Wherever the word "name" appears in a line, extract that line.

§

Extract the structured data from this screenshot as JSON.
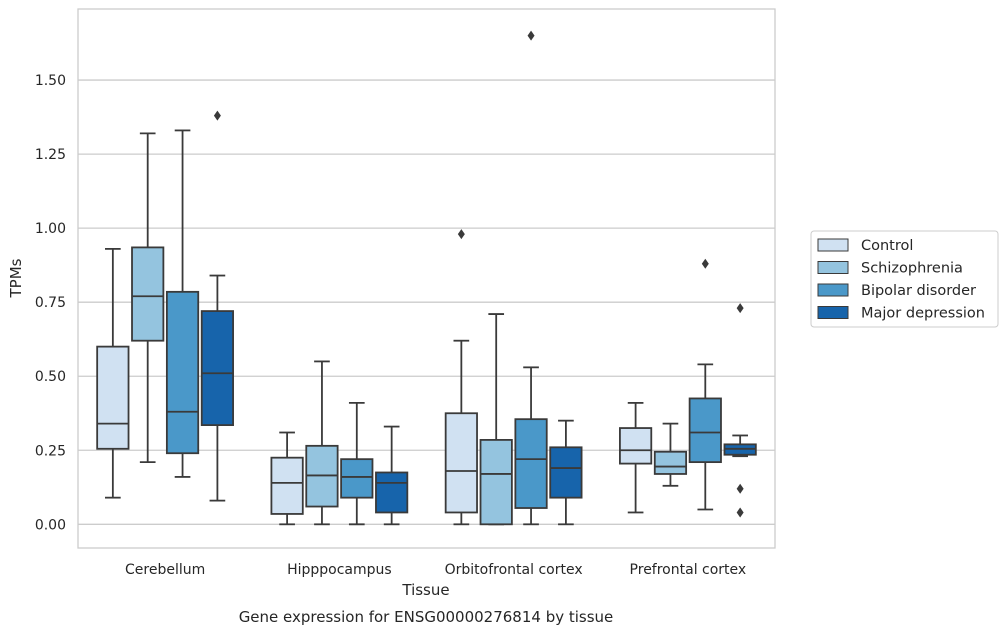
{
  "chart_data": {
    "type": "box",
    "title": "Gene expression for ENSG00000276814 by tissue",
    "xlabel": "Tissue",
    "ylabel": "TPMs",
    "ylim": [
      -0.08,
      1.74
    ],
    "yticks": [
      0.0,
      0.25,
      0.5,
      0.75,
      1.0,
      1.25,
      1.5
    ],
    "ytick_labels": [
      "0.00",
      "0.25",
      "0.50",
      "0.75",
      "1.00",
      "1.25",
      "1.50"
    ],
    "grid": true,
    "legend_position": "right",
    "categories": [
      "Cerebellum",
      "Hipppocampus",
      "Orbitofrontal cortex",
      "Prefrontal cortex"
    ],
    "series": [
      {
        "name": "Control",
        "color": "#d0e1f2",
        "boxes": [
          {
            "whislo": 0.09,
            "q1": 0.255,
            "med": 0.34,
            "q3": 0.6,
            "whishi": 0.93,
            "fliers": []
          },
          {
            "whislo": 0.0,
            "q1": 0.035,
            "med": 0.14,
            "q3": 0.225,
            "whishi": 0.31,
            "fliers": []
          },
          {
            "whislo": 0.0,
            "q1": 0.04,
            "med": 0.18,
            "q3": 0.375,
            "whishi": 0.62,
            "fliers": [
              0.98
            ]
          },
          {
            "whislo": 0.04,
            "q1": 0.205,
            "med": 0.25,
            "q3": 0.325,
            "whishi": 0.41,
            "fliers": []
          }
        ]
      },
      {
        "name": "Schizophrenia",
        "color": "#94c4df",
        "boxes": [
          {
            "whislo": 0.21,
            "q1": 0.62,
            "med": 0.77,
            "q3": 0.935,
            "whishi": 1.32,
            "fliers": []
          },
          {
            "whislo": 0.0,
            "q1": 0.06,
            "med": 0.165,
            "q3": 0.265,
            "whishi": 0.55,
            "fliers": []
          },
          {
            "whislo": 0.0,
            "q1": 0.0,
            "med": 0.17,
            "q3": 0.285,
            "whishi": 0.71,
            "fliers": []
          },
          {
            "whislo": 0.13,
            "q1": 0.17,
            "med": 0.195,
            "q3": 0.245,
            "whishi": 0.34,
            "fliers": []
          }
        ]
      },
      {
        "name": "Bipolar disorder",
        "color": "#4a98c9",
        "boxes": [
          {
            "whislo": 0.16,
            "q1": 0.24,
            "med": 0.38,
            "q3": 0.785,
            "whishi": 1.33,
            "fliers": []
          },
          {
            "whislo": 0.0,
            "q1": 0.09,
            "med": 0.16,
            "q3": 0.22,
            "whishi": 0.41,
            "fliers": []
          },
          {
            "whislo": 0.0,
            "q1": 0.055,
            "med": 0.22,
            "q3": 0.355,
            "whishi": 0.53,
            "fliers": [
              1.65
            ]
          },
          {
            "whislo": 0.05,
            "q1": 0.21,
            "med": 0.31,
            "q3": 0.425,
            "whishi": 0.54,
            "fliers": [
              0.88
            ]
          }
        ]
      },
      {
        "name": "Major depression",
        "color": "#1764ab",
        "boxes": [
          {
            "whislo": 0.08,
            "q1": 0.335,
            "med": 0.51,
            "q3": 0.72,
            "whishi": 0.84,
            "fliers": [
              1.38
            ]
          },
          {
            "whislo": 0.0,
            "q1": 0.04,
            "med": 0.14,
            "q3": 0.175,
            "whishi": 0.33,
            "fliers": []
          },
          {
            "whislo": 0.0,
            "q1": 0.09,
            "med": 0.19,
            "q3": 0.26,
            "whishi": 0.35,
            "fliers": []
          },
          {
            "whislo": 0.23,
            "q1": 0.235,
            "med": 0.255,
            "q3": 0.27,
            "whishi": 0.3,
            "fliers": [
              0.73,
              0.12,
              0.04
            ]
          }
        ]
      }
    ]
  }
}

§

ANSWER TO THIS EXERCISE –
        "name": "Control",
        "name": "Schizophrenia",
        "name": "Bipolar disorder",
        "name": "Major depression",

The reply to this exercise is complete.